(Figure data in JSON)
· · · ·
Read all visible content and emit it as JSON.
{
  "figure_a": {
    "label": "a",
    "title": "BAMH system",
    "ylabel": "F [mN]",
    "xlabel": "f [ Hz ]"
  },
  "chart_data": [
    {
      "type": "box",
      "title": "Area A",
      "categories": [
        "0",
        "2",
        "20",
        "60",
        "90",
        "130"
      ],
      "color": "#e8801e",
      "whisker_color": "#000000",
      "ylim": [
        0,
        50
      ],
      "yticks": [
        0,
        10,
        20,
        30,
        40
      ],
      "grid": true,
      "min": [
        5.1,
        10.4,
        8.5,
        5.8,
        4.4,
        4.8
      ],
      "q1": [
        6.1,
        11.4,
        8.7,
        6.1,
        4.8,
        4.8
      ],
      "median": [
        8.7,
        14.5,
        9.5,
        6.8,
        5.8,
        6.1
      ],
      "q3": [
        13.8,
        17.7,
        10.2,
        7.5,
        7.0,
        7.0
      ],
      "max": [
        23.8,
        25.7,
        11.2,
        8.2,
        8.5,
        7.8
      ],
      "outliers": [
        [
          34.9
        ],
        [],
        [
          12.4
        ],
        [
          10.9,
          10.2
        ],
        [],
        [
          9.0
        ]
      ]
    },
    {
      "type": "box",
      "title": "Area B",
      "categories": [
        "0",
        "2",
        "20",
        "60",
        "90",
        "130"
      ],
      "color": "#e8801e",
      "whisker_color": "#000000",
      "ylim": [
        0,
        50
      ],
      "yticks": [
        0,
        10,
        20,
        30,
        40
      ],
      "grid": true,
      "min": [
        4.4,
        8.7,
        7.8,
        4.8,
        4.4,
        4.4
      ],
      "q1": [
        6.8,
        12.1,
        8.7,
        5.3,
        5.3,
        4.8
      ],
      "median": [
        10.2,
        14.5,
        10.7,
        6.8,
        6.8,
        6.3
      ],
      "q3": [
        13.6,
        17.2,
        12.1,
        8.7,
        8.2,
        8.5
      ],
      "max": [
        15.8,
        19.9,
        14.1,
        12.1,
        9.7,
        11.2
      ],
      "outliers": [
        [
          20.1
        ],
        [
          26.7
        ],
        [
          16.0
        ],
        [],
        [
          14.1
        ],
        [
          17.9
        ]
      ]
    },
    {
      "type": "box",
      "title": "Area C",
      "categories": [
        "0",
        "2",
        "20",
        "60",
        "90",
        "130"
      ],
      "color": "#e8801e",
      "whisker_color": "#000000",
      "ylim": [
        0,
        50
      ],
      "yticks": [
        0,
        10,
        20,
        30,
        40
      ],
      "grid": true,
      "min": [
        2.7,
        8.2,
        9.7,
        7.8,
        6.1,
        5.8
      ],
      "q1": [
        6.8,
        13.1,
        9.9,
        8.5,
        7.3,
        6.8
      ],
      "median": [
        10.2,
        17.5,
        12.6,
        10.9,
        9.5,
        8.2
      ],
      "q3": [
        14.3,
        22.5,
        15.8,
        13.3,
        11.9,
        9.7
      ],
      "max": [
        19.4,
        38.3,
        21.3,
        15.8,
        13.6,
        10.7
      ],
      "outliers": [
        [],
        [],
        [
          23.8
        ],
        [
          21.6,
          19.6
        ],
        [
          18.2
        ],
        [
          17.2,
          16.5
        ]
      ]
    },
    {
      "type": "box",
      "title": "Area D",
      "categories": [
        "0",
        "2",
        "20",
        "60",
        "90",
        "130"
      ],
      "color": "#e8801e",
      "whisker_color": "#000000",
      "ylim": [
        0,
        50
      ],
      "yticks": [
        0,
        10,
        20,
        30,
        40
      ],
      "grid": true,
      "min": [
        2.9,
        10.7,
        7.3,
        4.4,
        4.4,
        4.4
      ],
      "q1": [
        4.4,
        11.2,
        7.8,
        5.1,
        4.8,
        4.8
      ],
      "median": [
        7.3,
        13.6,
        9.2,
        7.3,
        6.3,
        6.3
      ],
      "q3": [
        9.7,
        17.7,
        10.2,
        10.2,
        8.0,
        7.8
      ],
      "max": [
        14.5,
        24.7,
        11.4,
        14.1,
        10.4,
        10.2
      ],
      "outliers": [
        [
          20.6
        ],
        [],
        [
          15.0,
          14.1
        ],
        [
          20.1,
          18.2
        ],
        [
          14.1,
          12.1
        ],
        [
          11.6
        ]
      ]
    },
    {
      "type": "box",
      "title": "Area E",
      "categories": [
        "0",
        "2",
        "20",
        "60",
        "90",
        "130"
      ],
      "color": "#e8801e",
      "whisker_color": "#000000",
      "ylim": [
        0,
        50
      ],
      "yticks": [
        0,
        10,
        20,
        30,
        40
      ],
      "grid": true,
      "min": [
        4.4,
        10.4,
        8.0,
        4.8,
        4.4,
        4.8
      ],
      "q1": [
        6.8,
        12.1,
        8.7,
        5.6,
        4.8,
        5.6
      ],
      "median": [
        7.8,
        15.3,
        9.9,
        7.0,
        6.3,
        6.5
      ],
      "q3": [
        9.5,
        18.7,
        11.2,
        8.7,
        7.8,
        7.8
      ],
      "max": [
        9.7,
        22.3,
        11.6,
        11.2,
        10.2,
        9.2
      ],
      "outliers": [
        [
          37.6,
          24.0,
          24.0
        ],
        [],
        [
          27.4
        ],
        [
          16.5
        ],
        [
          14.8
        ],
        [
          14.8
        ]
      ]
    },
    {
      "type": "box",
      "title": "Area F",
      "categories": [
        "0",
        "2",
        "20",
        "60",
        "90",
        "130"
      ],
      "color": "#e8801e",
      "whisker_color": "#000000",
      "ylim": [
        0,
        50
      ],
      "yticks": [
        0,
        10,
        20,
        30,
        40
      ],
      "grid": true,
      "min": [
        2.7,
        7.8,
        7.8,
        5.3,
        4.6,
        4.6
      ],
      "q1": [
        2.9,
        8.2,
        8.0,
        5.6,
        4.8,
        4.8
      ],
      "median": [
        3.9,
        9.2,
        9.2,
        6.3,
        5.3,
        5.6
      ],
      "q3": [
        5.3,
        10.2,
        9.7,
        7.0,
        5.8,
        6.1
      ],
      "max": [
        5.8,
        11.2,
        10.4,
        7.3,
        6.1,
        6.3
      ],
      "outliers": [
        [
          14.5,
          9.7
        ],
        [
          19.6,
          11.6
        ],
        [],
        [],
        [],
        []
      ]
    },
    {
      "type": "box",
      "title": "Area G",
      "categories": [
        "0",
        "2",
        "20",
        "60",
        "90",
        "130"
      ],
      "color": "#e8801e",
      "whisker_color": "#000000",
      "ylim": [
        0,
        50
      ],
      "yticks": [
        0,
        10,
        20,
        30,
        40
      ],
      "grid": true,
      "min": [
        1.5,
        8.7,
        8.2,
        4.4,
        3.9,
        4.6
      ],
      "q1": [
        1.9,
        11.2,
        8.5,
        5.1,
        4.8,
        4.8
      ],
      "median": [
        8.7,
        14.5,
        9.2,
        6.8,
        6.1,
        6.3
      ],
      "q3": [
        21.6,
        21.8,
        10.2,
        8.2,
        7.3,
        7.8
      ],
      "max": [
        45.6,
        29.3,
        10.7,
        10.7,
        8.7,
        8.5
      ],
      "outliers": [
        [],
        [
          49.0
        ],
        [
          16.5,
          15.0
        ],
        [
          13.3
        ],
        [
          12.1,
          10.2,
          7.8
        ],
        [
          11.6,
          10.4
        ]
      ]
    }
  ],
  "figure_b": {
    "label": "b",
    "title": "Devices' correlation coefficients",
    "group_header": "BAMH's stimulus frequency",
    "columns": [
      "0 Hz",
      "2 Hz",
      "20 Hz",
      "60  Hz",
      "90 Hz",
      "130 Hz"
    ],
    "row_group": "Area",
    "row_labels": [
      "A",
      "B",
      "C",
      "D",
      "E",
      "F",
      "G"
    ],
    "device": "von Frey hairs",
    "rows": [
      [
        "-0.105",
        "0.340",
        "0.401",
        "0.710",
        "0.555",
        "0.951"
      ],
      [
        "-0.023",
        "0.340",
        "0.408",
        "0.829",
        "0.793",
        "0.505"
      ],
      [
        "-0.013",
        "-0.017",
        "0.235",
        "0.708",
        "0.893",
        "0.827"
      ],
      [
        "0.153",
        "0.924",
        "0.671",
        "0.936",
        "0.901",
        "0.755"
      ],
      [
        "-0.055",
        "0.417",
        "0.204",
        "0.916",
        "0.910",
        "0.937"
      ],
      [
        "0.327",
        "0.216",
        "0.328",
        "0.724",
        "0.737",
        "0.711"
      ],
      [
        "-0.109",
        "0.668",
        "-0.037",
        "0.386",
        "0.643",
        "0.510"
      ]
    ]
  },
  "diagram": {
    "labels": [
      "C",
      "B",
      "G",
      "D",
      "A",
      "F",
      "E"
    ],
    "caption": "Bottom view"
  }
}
· · · ·
> _Task objective_
How many of the lines above include the string "title"? Answer with the number only.

> _Problem solution_
9